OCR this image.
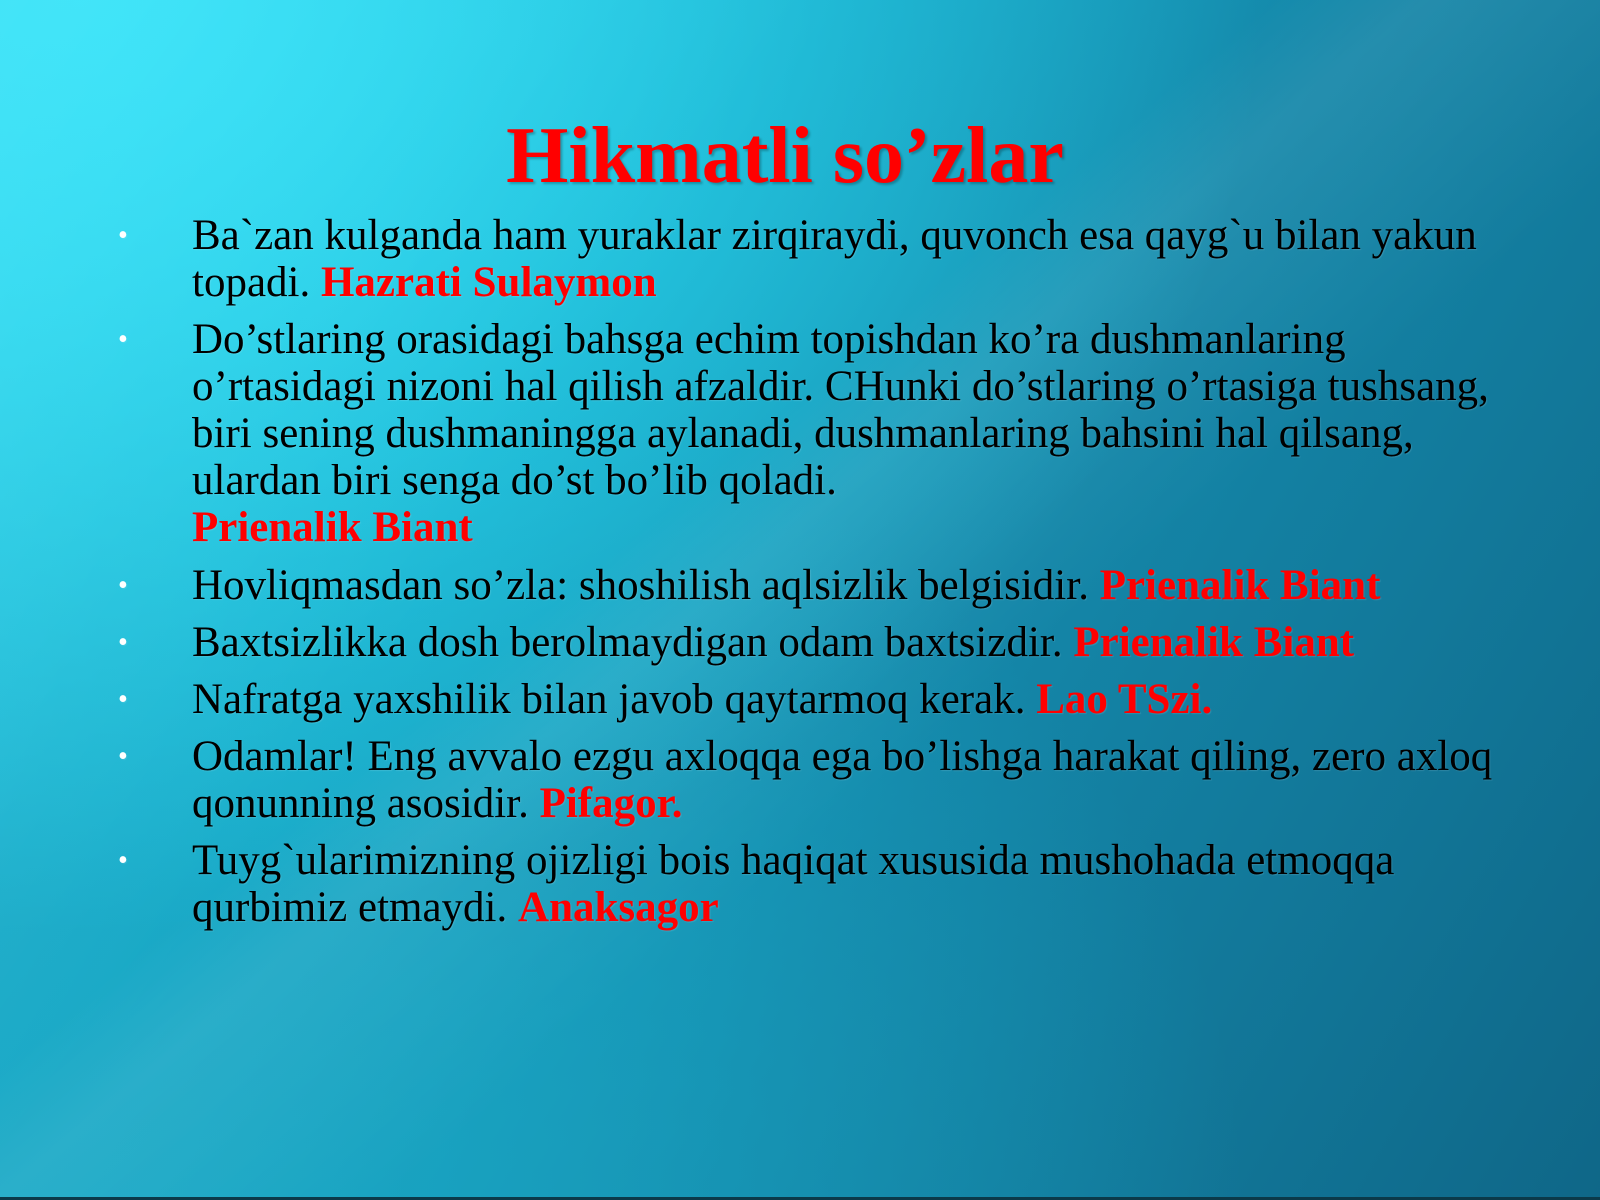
Hikmatli so’zlar
• Ba`zan kulganda ham yuraklar zirqiraydi, quvonch esa qayg`u bilan yakun topadi. Hazrati Sulaymon
• Do’stlaring orasidagi bahsga echim topishdan ko’ra dushmanlaring o’rtasidagi nizoni hal qilish afzaldir. CHunki do’stlaring o’rtasiga tushsang, biri sening dushmaningga aylanadi, dushmanlaring bahsini hal qilsang, ulardan biri senga do’st bo’lib qoladi.
Prienalik Biant
• Hovliqmasdan so’zla: shoshilish aqlsizlik belgisidir. Prienalik Biant
• Baxtsizlikka dosh berolmaydigan odam baxtsizdir. Prienalik Biant
• Nafratga yaxshilik bilan javob qaytarmoq kerak. Lao TSzi.
• Odamlar! Eng avvalo ezgu axloqqa ega bo’lishga harakat qiling, zero axloq qonunning asosidir. Pifagor.
• Tuyg`ularimizning ojizligi bois haqiqat xususida mushohada etmoqqa qurbimiz etmaydi. Anaksagor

YOUR INSTRUCTIONS:
Copy each line of the listing that includes "Prienalik".

REPLY TO THE TASK:
Prienalik Biant
• Hovliqmasdan so’zla: shoshilish aqlsizlik belgisidir. Prienalik Biant
• Baxtsizlikka dosh berolmaydigan odam baxtsizdir. Prienalik Biant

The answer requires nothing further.